> What you need to do:
In the material below, the lines containing the word "JSON" are required; copy each of them.

— START OF Data to process —

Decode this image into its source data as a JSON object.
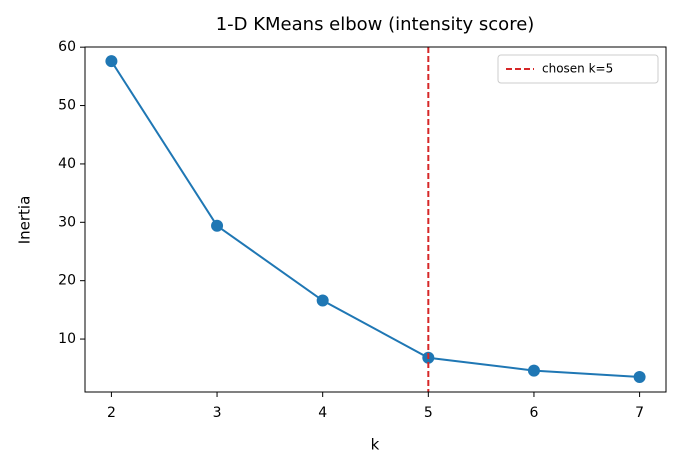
{
  "chart_data": {
    "type": "line",
    "title": "1-D KMeans elbow (intensity score)",
    "x_label": "k",
    "y_label": "Inertia",
    "x": [
      2,
      3,
      4,
      5,
      6,
      7
    ],
    "series": [
      {
        "color": "#1f77b4",
        "values": [
          57.6,
          29.4,
          16.6,
          6.8,
          4.6,
          3.5
        ]
      }
    ],
    "xlim": [
      1.75,
      7.25
    ],
    "xticks": [
      2,
      3,
      4,
      5,
      6,
      7
    ],
    "ylim": [
      0.93,
      60.03
    ],
    "yticks": [
      10,
      20,
      30,
      40,
      50,
      60
    ],
    "vline": {
      "x": 5,
      "label": "chosen k=5",
      "color": "#d62728"
    },
    "legend": "upper right",
    "grid": false
  }
}
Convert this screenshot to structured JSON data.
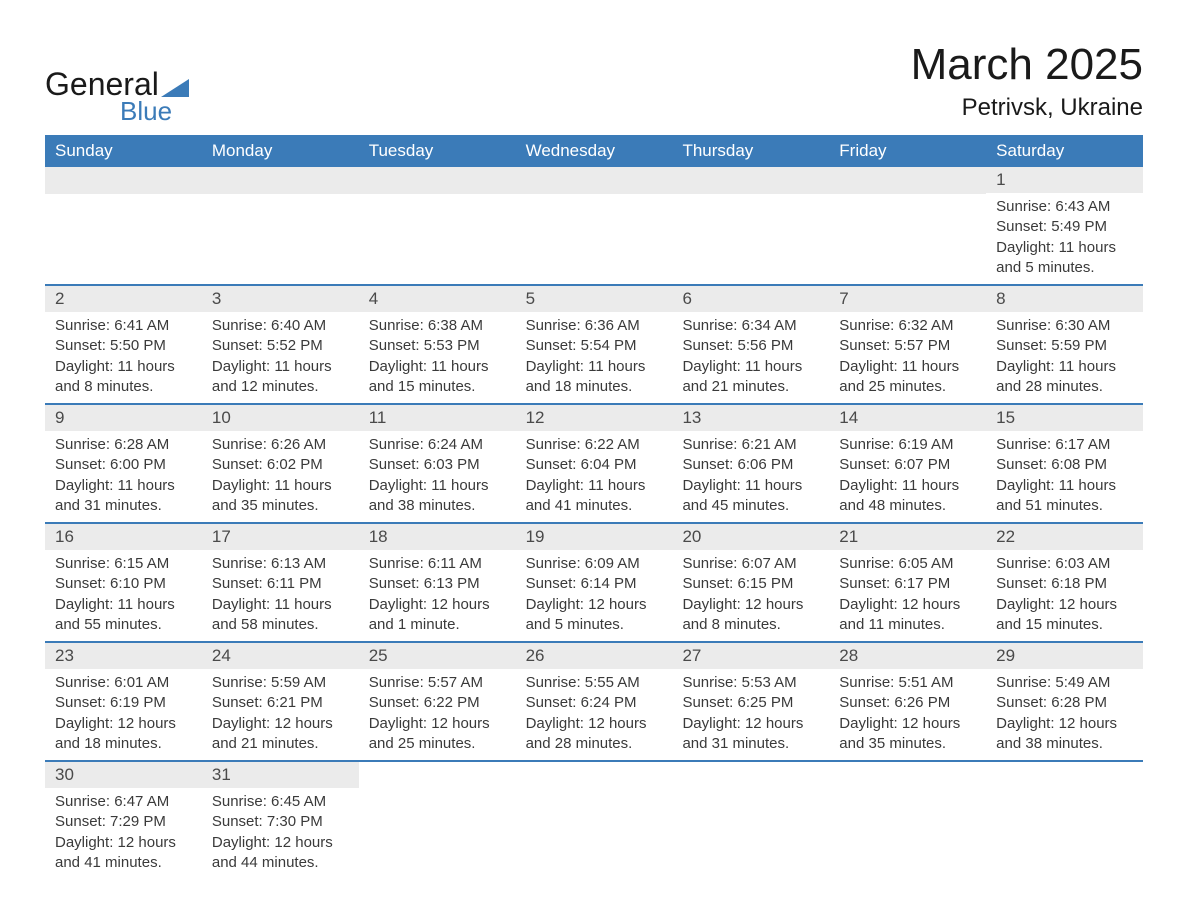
{
  "logo": {
    "general": "General",
    "blue": "Blue",
    "triangleColor": "#3b7bb8"
  },
  "header": {
    "monthTitle": "March 2025",
    "location": "Petrivsk, Ukraine"
  },
  "colors": {
    "headerBar": "#3b7bb8",
    "headerText": "#ffffff",
    "dayBarBg": "#ebebeb",
    "dayBarText": "#4a4a4a",
    "bodyText": "#3a3a3a",
    "rowDivider": "#3b7bb8",
    "pageBg": "#ffffff"
  },
  "weekdays": [
    "Sunday",
    "Monday",
    "Tuesday",
    "Wednesday",
    "Thursday",
    "Friday",
    "Saturday"
  ],
  "weeks": [
    [
      null,
      null,
      null,
      null,
      null,
      null,
      {
        "day": "1",
        "sunrise": "Sunrise: 6:43 AM",
        "sunset": "Sunset: 5:49 PM",
        "daylight1": "Daylight: 11 hours",
        "daylight2": "and 5 minutes."
      }
    ],
    [
      {
        "day": "2",
        "sunrise": "Sunrise: 6:41 AM",
        "sunset": "Sunset: 5:50 PM",
        "daylight1": "Daylight: 11 hours",
        "daylight2": "and 8 minutes."
      },
      {
        "day": "3",
        "sunrise": "Sunrise: 6:40 AM",
        "sunset": "Sunset: 5:52 PM",
        "daylight1": "Daylight: 11 hours",
        "daylight2": "and 12 minutes."
      },
      {
        "day": "4",
        "sunrise": "Sunrise: 6:38 AM",
        "sunset": "Sunset: 5:53 PM",
        "daylight1": "Daylight: 11 hours",
        "daylight2": "and 15 minutes."
      },
      {
        "day": "5",
        "sunrise": "Sunrise: 6:36 AM",
        "sunset": "Sunset: 5:54 PM",
        "daylight1": "Daylight: 11 hours",
        "daylight2": "and 18 minutes."
      },
      {
        "day": "6",
        "sunrise": "Sunrise: 6:34 AM",
        "sunset": "Sunset: 5:56 PM",
        "daylight1": "Daylight: 11 hours",
        "daylight2": "and 21 minutes."
      },
      {
        "day": "7",
        "sunrise": "Sunrise: 6:32 AM",
        "sunset": "Sunset: 5:57 PM",
        "daylight1": "Daylight: 11 hours",
        "daylight2": "and 25 minutes."
      },
      {
        "day": "8",
        "sunrise": "Sunrise: 6:30 AM",
        "sunset": "Sunset: 5:59 PM",
        "daylight1": "Daylight: 11 hours",
        "daylight2": "and 28 minutes."
      }
    ],
    [
      {
        "day": "9",
        "sunrise": "Sunrise: 6:28 AM",
        "sunset": "Sunset: 6:00 PM",
        "daylight1": "Daylight: 11 hours",
        "daylight2": "and 31 minutes."
      },
      {
        "day": "10",
        "sunrise": "Sunrise: 6:26 AM",
        "sunset": "Sunset: 6:02 PM",
        "daylight1": "Daylight: 11 hours",
        "daylight2": "and 35 minutes."
      },
      {
        "day": "11",
        "sunrise": "Sunrise: 6:24 AM",
        "sunset": "Sunset: 6:03 PM",
        "daylight1": "Daylight: 11 hours",
        "daylight2": "and 38 minutes."
      },
      {
        "day": "12",
        "sunrise": "Sunrise: 6:22 AM",
        "sunset": "Sunset: 6:04 PM",
        "daylight1": "Daylight: 11 hours",
        "daylight2": "and 41 minutes."
      },
      {
        "day": "13",
        "sunrise": "Sunrise: 6:21 AM",
        "sunset": "Sunset: 6:06 PM",
        "daylight1": "Daylight: 11 hours",
        "daylight2": "and 45 minutes."
      },
      {
        "day": "14",
        "sunrise": "Sunrise: 6:19 AM",
        "sunset": "Sunset: 6:07 PM",
        "daylight1": "Daylight: 11 hours",
        "daylight2": "and 48 minutes."
      },
      {
        "day": "15",
        "sunrise": "Sunrise: 6:17 AM",
        "sunset": "Sunset: 6:08 PM",
        "daylight1": "Daylight: 11 hours",
        "daylight2": "and 51 minutes."
      }
    ],
    [
      {
        "day": "16",
        "sunrise": "Sunrise: 6:15 AM",
        "sunset": "Sunset: 6:10 PM",
        "daylight1": "Daylight: 11 hours",
        "daylight2": "and 55 minutes."
      },
      {
        "day": "17",
        "sunrise": "Sunrise: 6:13 AM",
        "sunset": "Sunset: 6:11 PM",
        "daylight1": "Daylight: 11 hours",
        "daylight2": "and 58 minutes."
      },
      {
        "day": "18",
        "sunrise": "Sunrise: 6:11 AM",
        "sunset": "Sunset: 6:13 PM",
        "daylight1": "Daylight: 12 hours",
        "daylight2": "and 1 minute."
      },
      {
        "day": "19",
        "sunrise": "Sunrise: 6:09 AM",
        "sunset": "Sunset: 6:14 PM",
        "daylight1": "Daylight: 12 hours",
        "daylight2": "and 5 minutes."
      },
      {
        "day": "20",
        "sunrise": "Sunrise: 6:07 AM",
        "sunset": "Sunset: 6:15 PM",
        "daylight1": "Daylight: 12 hours",
        "daylight2": "and 8 minutes."
      },
      {
        "day": "21",
        "sunrise": "Sunrise: 6:05 AM",
        "sunset": "Sunset: 6:17 PM",
        "daylight1": "Daylight: 12 hours",
        "daylight2": "and 11 minutes."
      },
      {
        "day": "22",
        "sunrise": "Sunrise: 6:03 AM",
        "sunset": "Sunset: 6:18 PM",
        "daylight1": "Daylight: 12 hours",
        "daylight2": "and 15 minutes."
      }
    ],
    [
      {
        "day": "23",
        "sunrise": "Sunrise: 6:01 AM",
        "sunset": "Sunset: 6:19 PM",
        "daylight1": "Daylight: 12 hours",
        "daylight2": "and 18 minutes."
      },
      {
        "day": "24",
        "sunrise": "Sunrise: 5:59 AM",
        "sunset": "Sunset: 6:21 PM",
        "daylight1": "Daylight: 12 hours",
        "daylight2": "and 21 minutes."
      },
      {
        "day": "25",
        "sunrise": "Sunrise: 5:57 AM",
        "sunset": "Sunset: 6:22 PM",
        "daylight1": "Daylight: 12 hours",
        "daylight2": "and 25 minutes."
      },
      {
        "day": "26",
        "sunrise": "Sunrise: 5:55 AM",
        "sunset": "Sunset: 6:24 PM",
        "daylight1": "Daylight: 12 hours",
        "daylight2": "and 28 minutes."
      },
      {
        "day": "27",
        "sunrise": "Sunrise: 5:53 AM",
        "sunset": "Sunset: 6:25 PM",
        "daylight1": "Daylight: 12 hours",
        "daylight2": "and 31 minutes."
      },
      {
        "day": "28",
        "sunrise": "Sunrise: 5:51 AM",
        "sunset": "Sunset: 6:26 PM",
        "daylight1": "Daylight: 12 hours",
        "daylight2": "and 35 minutes."
      },
      {
        "day": "29",
        "sunrise": "Sunrise: 5:49 AM",
        "sunset": "Sunset: 6:28 PM",
        "daylight1": "Daylight: 12 hours",
        "daylight2": "and 38 minutes."
      }
    ],
    [
      {
        "day": "30",
        "sunrise": "Sunrise: 6:47 AM",
        "sunset": "Sunset: 7:29 PM",
        "daylight1": "Daylight: 12 hours",
        "daylight2": "and 41 minutes."
      },
      {
        "day": "31",
        "sunrise": "Sunrise: 6:45 AM",
        "sunset": "Sunset: 7:30 PM",
        "daylight1": "Daylight: 12 hours",
        "daylight2": "and 44 minutes."
      },
      null,
      null,
      null,
      null,
      null
    ]
  ]
}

— END OF Data to process —

> Exercise response:
Decode this image into its source data as a JSON object.
Convert this screenshot to structured JSON data.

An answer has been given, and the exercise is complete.